What you have to do:
Records follow. Copy every line with "爱护水资源".
*** Data rows
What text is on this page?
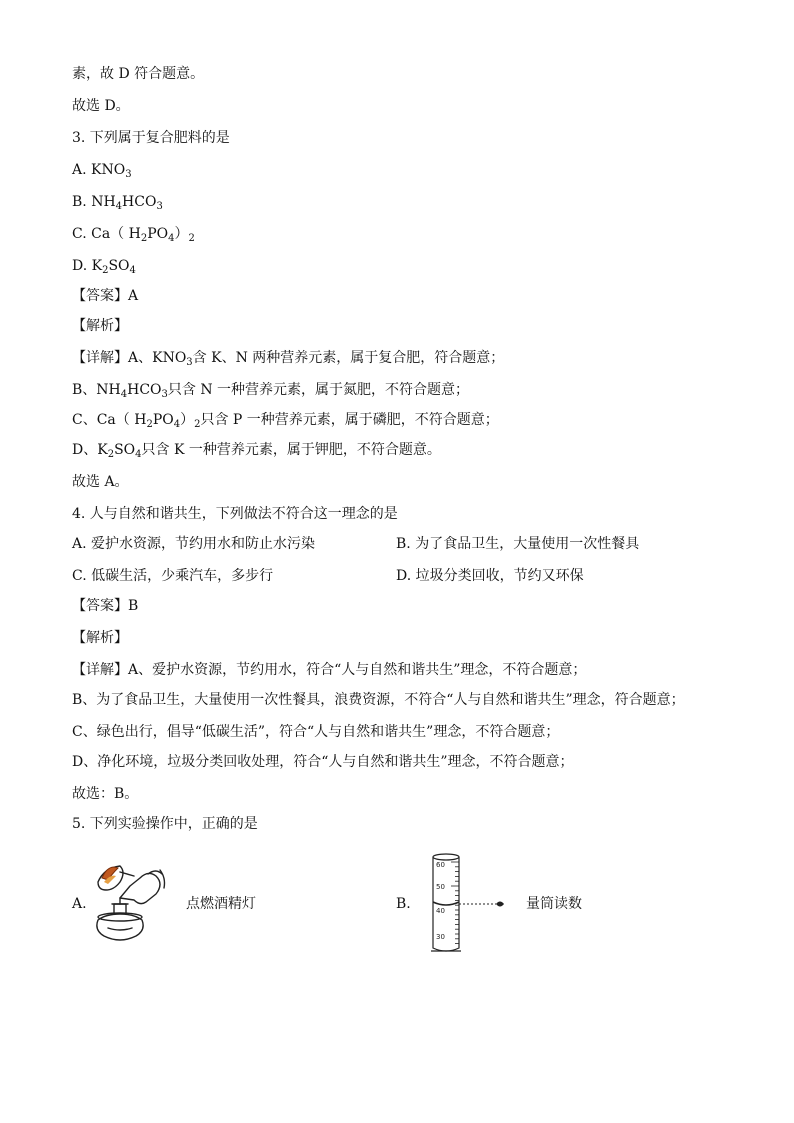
素，故 D 符合题意。
故选 D。
3. 下列属于复合肥料的是
A. $KNO_3$
B. $NH_4HCO_3$
C. Ca（ $H_2PO_4)_2$
D. $K_2SO_4$
【答案】A
【解析】
【详解】A、$KNO_3$含 K、N 两种营养元素，属于复合肥，符合题意；
B、$NH_4HCO_3$只含 N 一种营养元素，属于氮肥，不符合题意；
C、Ca（ $H_2PO_4)_2$只含 P 一种营养元素，属于磷肥，不符合题意；
D、$K_2SO_4$只含 K 一种营养元素，属于钾肥，不符合题意。
故选 A。
4. 人与自然和谐共生，下列做法不符合这一理念的是
A. 爱护水资源，节约用水和防止水污染	B. 为了食品卫生，大量使用一次性餐具
C. 低碳生活，少乘汽车，多步行	D. 垃圾分类回收，节约又环保
【答案】B
【解析】
【详解】A、爱护水资源，节约用水，符合“人与自然和谐共生”理念，不符合题意；
B、为了食品卫生，大量使用一次性餐具，浪费资源，不符合“人与自然和谐共生”理念，符合题意；
C、绿色出行，倡导“低碳生活”，符合“人与自然和谐共生”理念，不符合题意；
D、净化环境，垃圾分类回收处理，符合“人与自然和谐共生”理念，不符合题意；
故选：B。
5. 下列实验操作中，正确的是
A.	点燃酒精灯	B.
60
50
40
30
量筒读数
******
Response:
A. 爱护水资源，节约用水和防止水污染	B. 为了食品卫生，大量使用一次性餐具
【详解】A、爱护水资源，节约用水，符合“人与自然和谐共生”理念，不符合题意；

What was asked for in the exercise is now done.